Stated goal
Please give the entries again in full and exactly, without any picture.

Data for processing

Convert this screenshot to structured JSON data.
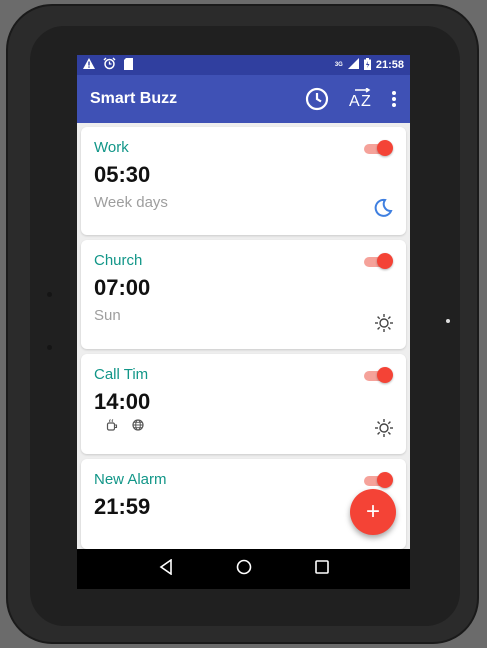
{
  "status_bar": {
    "time": "21:58",
    "network": "3G",
    "left_icons": [
      "warning-icon",
      "alarm-clock-icon",
      "sd-card-icon"
    ]
  },
  "app_bar": {
    "title": "Smart Buzz",
    "actions": [
      "clock-icon",
      "sort-az-icon",
      "more-vert-icon"
    ],
    "color": "#3f51b5",
    "status_color": "#303f9f"
  },
  "alarms": [
    {
      "name": "Work",
      "time": "05:30",
      "days": "Week days",
      "enabled": true,
      "type_icon": "moon-icon"
    },
    {
      "name": "Church",
      "time": "07:00",
      "days": "Sun",
      "enabled": true,
      "type_icon": "sun-icon"
    },
    {
      "name": "Call Tim",
      "time": "14:00",
      "days": "",
      "enabled": true,
      "type_icon": "sun-icon",
      "extra_icons": [
        "coffee-icon",
        "globe-icon"
      ]
    },
    {
      "name": "New Alarm",
      "time": "21:59",
      "days": "",
      "enabled": true
    }
  ],
  "fab": {
    "label": "+",
    "color": "#f44336"
  },
  "nav_bar": [
    "back-icon",
    "home-icon",
    "recents-icon"
  ],
  "accent": {
    "teal": "#129688",
    "red": "#f44336"
  }
}
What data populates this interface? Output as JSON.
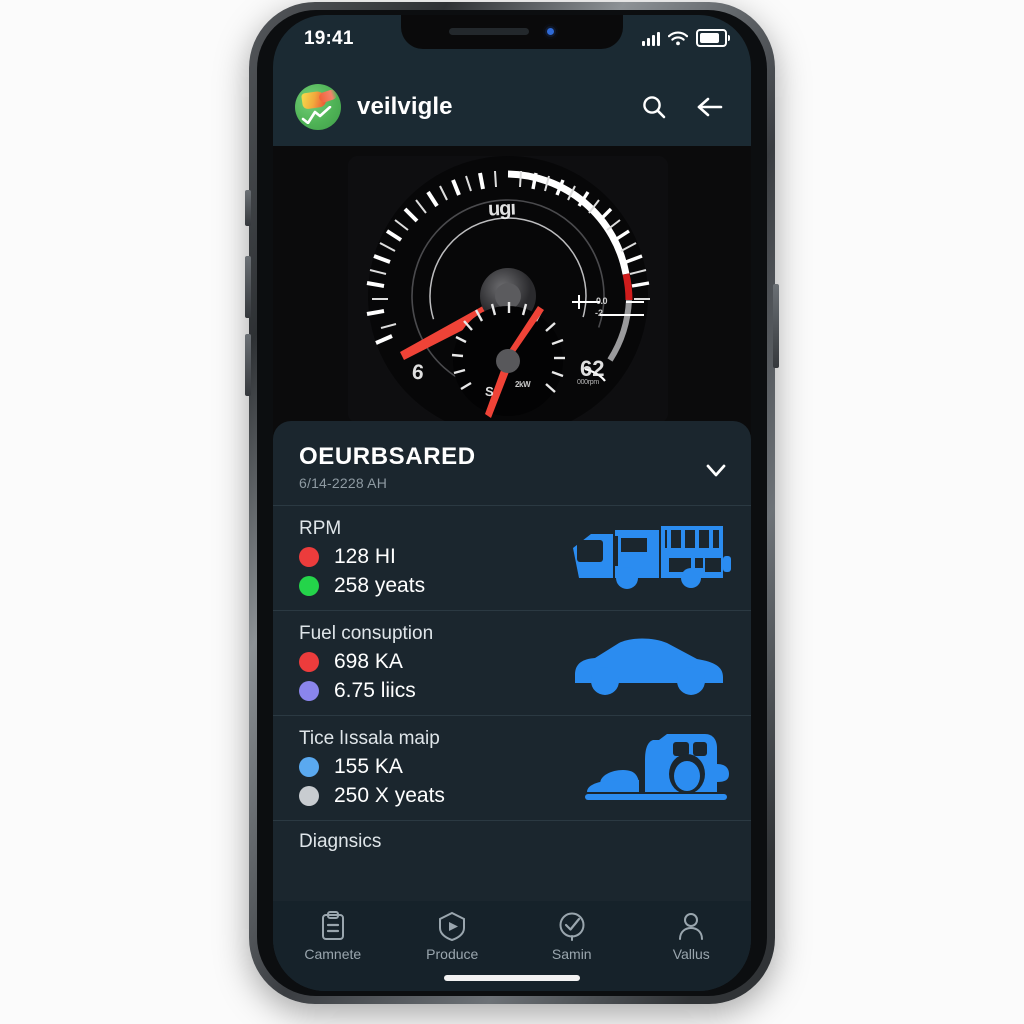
{
  "status_bar": {
    "time": "19:41",
    "icons": [
      "signal-bars-icon",
      "wifi-icon",
      "battery-icon"
    ]
  },
  "app_bar": {
    "logo_icon": "app-logo-icon",
    "title": "veilvigle",
    "search_icon": "search-icon",
    "back_icon": "back-arrow-icon"
  },
  "gauge": {
    "top_label": "ugı",
    "left_label": "6",
    "right_label": "62",
    "right_sublabel": "000rpm",
    "mid_label": "0.0",
    "mid_label2": "-2",
    "inner_left_label": "S",
    "inner_right_label": "2kW",
    "accent_needle": "#e8453c",
    "arc_color": "#ffffff",
    "redline_color": "#d11f1f"
  },
  "sheet": {
    "title": "OEURBSARED",
    "subtitle": "6/14-2228 AH",
    "collapse_icon": "chevron-down-icon",
    "metrics": [
      {
        "title": "RPM",
        "icon": "truck-icon",
        "readings": [
          {
            "color": "#ec3c3c",
            "value": "128 HI"
          },
          {
            "color": "#24d44a",
            "value": "258 yeats"
          }
        ]
      },
      {
        "title": "Fuel consuption",
        "icon": "car-icon",
        "readings": [
          {
            "color": "#ec3c3c",
            "value": "698 KA"
          },
          {
            "color": "#8a85ec",
            "value": "6.75 liics"
          }
        ]
      },
      {
        "title": "Tice lıssala maip",
        "icon": "vehicle-service-icon",
        "readings": [
          {
            "color": "#5aa9f0",
            "value": "155 KA"
          },
          {
            "color": "#c8ccd0",
            "value": "250 X yeats"
          }
        ]
      }
    ],
    "next_section_title": "Diagnsics"
  },
  "bottom_nav": {
    "items": [
      {
        "label": "Camnete",
        "icon": "clipboard-icon"
      },
      {
        "label": "Produce",
        "icon": "shield-play-icon"
      },
      {
        "label": "Samin",
        "icon": "check-circle-icon"
      },
      {
        "label": "Vallus",
        "icon": "person-icon"
      }
    ]
  },
  "colors": {
    "sheet_bg": "#1b262e",
    "appbar_bg": "#1b2a33",
    "nav_bg": "#16222a",
    "icon_blue": "#2b8cf0"
  }
}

Response to the exercise
Convert this screenshot to structured JSON data.
{
  "status_bar": {
    "time": "21:58",
    "network": "3G",
    "left_icons": [
      "warning-icon",
      "alarm-clock-icon",
      "sd-card-icon"
    ]
  },
  "app_bar": {
    "title": "Smart Buzz",
    "actions": [
      "clock-icon",
      "sort-az-icon",
      "more-vert-icon"
    ],
    "color": "#3f51b5",
    "status_color": "#303f9f"
  },
  "alarms": [
    {
      "name": "Work",
      "time": "05:30",
      "days": "Week days",
      "enabled": true,
      "type_icon": "moon-icon"
    },
    {
      "name": "Church",
      "time": "07:00",
      "days": "Sun",
      "enabled": true,
      "type_icon": "sun-icon"
    },
    {
      "name": "Call Tim",
      "time": "14:00",
      "days": "",
      "enabled": true,
      "type_icon": "sun-icon",
      "extra_icons": [
        "coffee-icon",
        "globe-icon"
      ]
    },
    {
      "name": "New Alarm",
      "time": "21:59",
      "days": "",
      "enabled": true
    }
  ],
  "fab": {
    "label": "+",
    "color": "#f44336"
  },
  "nav_bar": [
    "back-icon",
    "home-icon",
    "recents-icon"
  ],
  "accent": {
    "teal": "#129688",
    "red": "#f44336"
  }
}
What data populates this interface? Output as JSON.
{
  "status_bar": {
    "time": "19:41",
    "icons": [
      "signal-bars-icon",
      "wifi-icon",
      "battery-icon"
    ]
  },
  "app_bar": {
    "logo_icon": "app-logo-icon",
    "title": "veilvigle",
    "search_icon": "search-icon",
    "back_icon": "back-arrow-icon"
  },
  "gauge": {
    "top_label": "ugı",
    "left_label": "6",
    "right_label": "62",
    "right_sublabel": "000rpm",
    "mid_label": "0.0",
    "mid_label2": "-2",
    "inner_left_label": "S",
    "inner_right_label": "2kW",
    "accent_needle": "#e8453c",
    "arc_color": "#ffffff",
    "redline_color": "#d11f1f"
  },
  "sheet": {
    "title": "OEURBSARED",
    "subtitle": "6/14-2228 AH",
    "collapse_icon": "chevron-down-icon",
    "metrics": [
      {
        "title": "RPM",
        "icon": "truck-icon",
        "readings": [
          {
            "color": "#ec3c3c",
            "value": "128 HI"
          },
          {
            "color": "#24d44a",
            "value": "258 yeats"
          }
        ]
      },
      {
        "title": "Fuel consuption",
        "icon": "car-icon",
        "readings": [
          {
            "color": "#ec3c3c",
            "value": "698 KA"
          },
          {
            "color": "#8a85ec",
            "value": "6.75 liics"
          }
        ]
      },
      {
        "title": "Tice lıssala maip",
        "icon": "vehicle-service-icon",
        "readings": [
          {
            "color": "#5aa9f0",
            "value": "155 KA"
          },
          {
            "color": "#c8ccd0",
            "value": "250 X yeats"
          }
        ]
      }
    ],
    "next_section_title": "Diagnsics"
  },
  "bottom_nav": {
    "items": [
      {
        "label": "Camnete",
        "icon": "clipboard-icon"
      },
      {
        "label": "Produce",
        "icon": "shield-play-icon"
      },
      {
        "label": "Samin",
        "icon": "check-circle-icon"
      },
      {
        "label": "Vallus",
        "icon": "person-icon"
      }
    ]
  },
  "colors": {
    "sheet_bg": "#1b262e",
    "appbar_bg": "#1b2a33",
    "nav_bg": "#16222a",
    "icon_blue": "#2b8cf0"
  }
}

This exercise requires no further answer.